Exercise directions:
Copy each line of the entries that contains the word "name".

Entries with figure data:

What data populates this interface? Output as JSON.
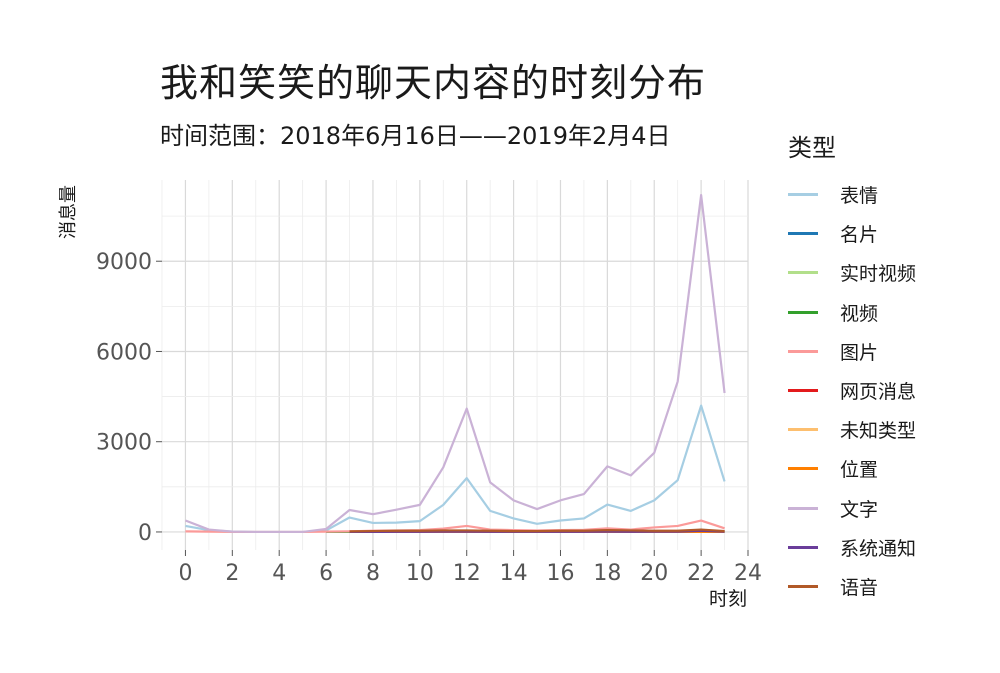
{
  "chart_data": {
    "type": "line",
    "title": "我和笑笑的聊天内容的时刻分布",
    "subtitle": "时间范围：2018年6月16日——2019年2月4日",
    "xlabel": "时刻",
    "ylabel": "消息量",
    "xlim": [
      -1,
      24
    ],
    "ylim": [
      -600,
      11700
    ],
    "x_ticks": [
      0,
      2,
      4,
      6,
      8,
      10,
      12,
      14,
      16,
      18,
      20,
      22,
      24
    ],
    "y_ticks": [
      0,
      3000,
      6000,
      9000
    ],
    "grid": true,
    "legend_title": "类型",
    "legend_position": "right",
    "x": [
      0,
      1,
      2,
      3,
      4,
      5,
      6,
      7,
      8,
      9,
      10,
      11,
      12,
      13,
      14,
      15,
      16,
      17,
      18,
      19,
      20,
      21,
      22,
      23
    ],
    "series": [
      {
        "name": "表情",
        "color": "#a6cee3",
        "values": [
          200,
          60,
          10,
          0,
          0,
          0,
          50,
          480,
          300,
          310,
          360,
          900,
          1790,
          700,
          450,
          270,
          380,
          450,
          910,
          700,
          1050,
          1720,
          4200,
          1680
        ]
      },
      {
        "name": "名片",
        "color": "#1f78b4",
        "values": [
          null,
          null,
          null,
          null,
          null,
          null,
          null,
          0,
          0,
          0,
          0,
          0,
          0,
          0,
          0,
          0,
          0,
          0,
          0,
          0,
          0,
          0,
          0,
          0
        ]
      },
      {
        "name": "实时视频",
        "color": "#b2df8a",
        "values": [
          null,
          null,
          null,
          null,
          null,
          null,
          null,
          0,
          0,
          0,
          0,
          0,
          0,
          0,
          0,
          0,
          0,
          0,
          0,
          0,
          0,
          0,
          0,
          0
        ]
      },
      {
        "name": "视频",
        "color": "#33a02c",
        "values": [
          null,
          null,
          null,
          null,
          null,
          null,
          0,
          0,
          5,
          5,
          5,
          5,
          5,
          5,
          5,
          5,
          5,
          5,
          5,
          5,
          5,
          5,
          5,
          5
        ]
      },
      {
        "name": "图片",
        "color": "#fb9a99",
        "values": [
          20,
          10,
          0,
          0,
          0,
          0,
          10,
          20,
          40,
          50,
          60,
          110,
          200,
          80,
          60,
          50,
          60,
          70,
          120,
          80,
          150,
          200,
          380,
          120
        ]
      },
      {
        "name": "网页消息",
        "color": "#e31a1c",
        "values": [
          null,
          null,
          null,
          null,
          null,
          null,
          null,
          5,
          10,
          10,
          10,
          15,
          20,
          10,
          10,
          10,
          10,
          10,
          15,
          10,
          15,
          20,
          30,
          10
        ]
      },
      {
        "name": "未知类型",
        "color": "#fdbf6f",
        "values": [
          null,
          null,
          null,
          null,
          null,
          null,
          null,
          10,
          15,
          15,
          15,
          20,
          25,
          15,
          15,
          15,
          15,
          15,
          20,
          15,
          20,
          25,
          30,
          15
        ]
      },
      {
        "name": "位置",
        "color": "#ff7f00",
        "values": [
          null,
          null,
          null,
          null,
          null,
          null,
          null,
          0,
          0,
          0,
          0,
          0,
          0,
          0,
          0,
          0,
          0,
          0,
          0,
          0,
          0,
          0,
          0,
          0
        ]
      },
      {
        "name": "文字",
        "color": "#cab2d6",
        "values": [
          380,
          80,
          10,
          0,
          0,
          0,
          100,
          730,
          590,
          740,
          900,
          2150,
          4100,
          1650,
          1050,
          760,
          1050,
          1260,
          2180,
          1880,
          2630,
          5000,
          11200,
          4620
        ]
      },
      {
        "name": "系统通知",
        "color": "#6a3d9a",
        "values": [
          null,
          null,
          null,
          null,
          null,
          null,
          null,
          0,
          0,
          5,
          5,
          10,
          10,
          5,
          5,
          5,
          5,
          5,
          10,
          5,
          10,
          10,
          40,
          10
        ]
      },
      {
        "name": "语音",
        "color": "#b15928",
        "values": [
          null,
          null,
          null,
          null,
          null,
          null,
          null,
          20,
          30,
          40,
          40,
          50,
          50,
          40,
          30,
          30,
          40,
          40,
          60,
          50,
          40,
          40,
          80,
          30
        ]
      }
    ]
  }
}
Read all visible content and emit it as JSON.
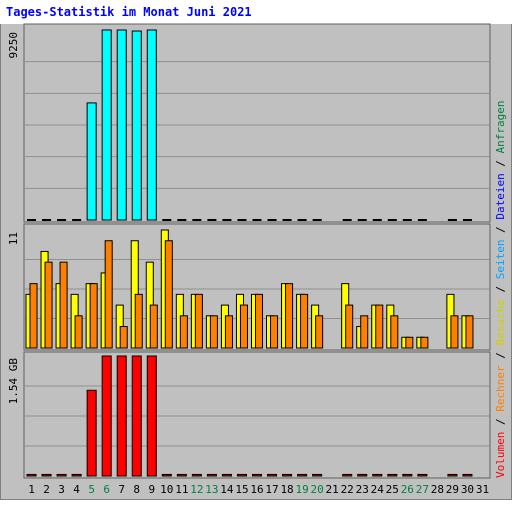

Output of the task:
        "name": "表情",
        "name": "名片",
        "name": "实时视频",
        "name": "视频",
        "name": "图片",
        "name": "网页消息",
        "name": "未知类型",
        "name": "位置",
        "name": "文字",
        "name": "系统通知",
        "name": "语音",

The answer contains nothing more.